Data listing:
= = = =

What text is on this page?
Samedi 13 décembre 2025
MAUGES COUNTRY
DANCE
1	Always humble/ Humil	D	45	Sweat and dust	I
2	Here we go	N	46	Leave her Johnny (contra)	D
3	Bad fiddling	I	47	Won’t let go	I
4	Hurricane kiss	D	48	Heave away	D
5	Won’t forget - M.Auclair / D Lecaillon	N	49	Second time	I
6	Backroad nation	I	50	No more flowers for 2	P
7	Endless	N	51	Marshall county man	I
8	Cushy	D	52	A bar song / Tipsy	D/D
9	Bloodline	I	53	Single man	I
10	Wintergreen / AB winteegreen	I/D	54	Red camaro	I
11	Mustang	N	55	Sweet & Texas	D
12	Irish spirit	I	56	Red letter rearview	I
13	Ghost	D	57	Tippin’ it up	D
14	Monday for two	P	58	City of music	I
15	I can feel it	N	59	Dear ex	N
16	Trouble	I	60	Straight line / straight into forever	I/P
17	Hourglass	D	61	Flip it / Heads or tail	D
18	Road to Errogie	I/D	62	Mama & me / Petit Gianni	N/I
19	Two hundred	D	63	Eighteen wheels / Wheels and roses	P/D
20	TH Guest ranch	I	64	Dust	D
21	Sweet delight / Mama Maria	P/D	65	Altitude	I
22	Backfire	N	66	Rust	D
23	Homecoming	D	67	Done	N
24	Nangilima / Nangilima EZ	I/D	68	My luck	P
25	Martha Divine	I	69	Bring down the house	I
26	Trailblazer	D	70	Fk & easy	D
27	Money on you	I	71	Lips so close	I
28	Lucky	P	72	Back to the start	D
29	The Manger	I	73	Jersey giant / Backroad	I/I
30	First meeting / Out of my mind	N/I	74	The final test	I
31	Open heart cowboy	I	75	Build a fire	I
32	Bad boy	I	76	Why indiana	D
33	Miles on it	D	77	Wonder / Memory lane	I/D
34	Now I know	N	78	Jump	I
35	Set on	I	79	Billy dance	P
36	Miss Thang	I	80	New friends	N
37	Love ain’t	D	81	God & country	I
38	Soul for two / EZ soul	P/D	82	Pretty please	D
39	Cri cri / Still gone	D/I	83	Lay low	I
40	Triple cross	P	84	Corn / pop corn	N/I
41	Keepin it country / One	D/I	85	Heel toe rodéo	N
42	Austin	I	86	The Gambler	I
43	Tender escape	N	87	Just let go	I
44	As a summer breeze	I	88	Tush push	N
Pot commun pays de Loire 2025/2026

= = = =

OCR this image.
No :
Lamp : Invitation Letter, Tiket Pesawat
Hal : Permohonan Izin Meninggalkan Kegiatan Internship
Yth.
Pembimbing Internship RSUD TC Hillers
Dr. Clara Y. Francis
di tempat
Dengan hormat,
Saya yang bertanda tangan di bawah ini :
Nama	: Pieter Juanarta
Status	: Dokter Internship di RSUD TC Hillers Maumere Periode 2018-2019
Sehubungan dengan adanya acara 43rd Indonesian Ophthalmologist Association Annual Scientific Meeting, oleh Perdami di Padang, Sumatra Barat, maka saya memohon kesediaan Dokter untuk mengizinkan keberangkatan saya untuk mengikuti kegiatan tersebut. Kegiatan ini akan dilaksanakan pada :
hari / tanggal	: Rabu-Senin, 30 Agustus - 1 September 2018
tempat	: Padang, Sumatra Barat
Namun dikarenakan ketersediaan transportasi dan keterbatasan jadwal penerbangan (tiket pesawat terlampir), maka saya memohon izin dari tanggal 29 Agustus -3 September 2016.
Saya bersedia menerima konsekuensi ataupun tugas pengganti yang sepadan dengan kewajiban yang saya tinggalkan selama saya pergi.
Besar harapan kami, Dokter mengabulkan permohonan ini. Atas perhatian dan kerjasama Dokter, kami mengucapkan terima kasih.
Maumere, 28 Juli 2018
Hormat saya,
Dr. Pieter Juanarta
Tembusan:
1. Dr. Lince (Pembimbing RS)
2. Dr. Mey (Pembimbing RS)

= = = =

__Requirements__
Give only the count of lines in the data that include the string "Sumatra".

__Final answer__
2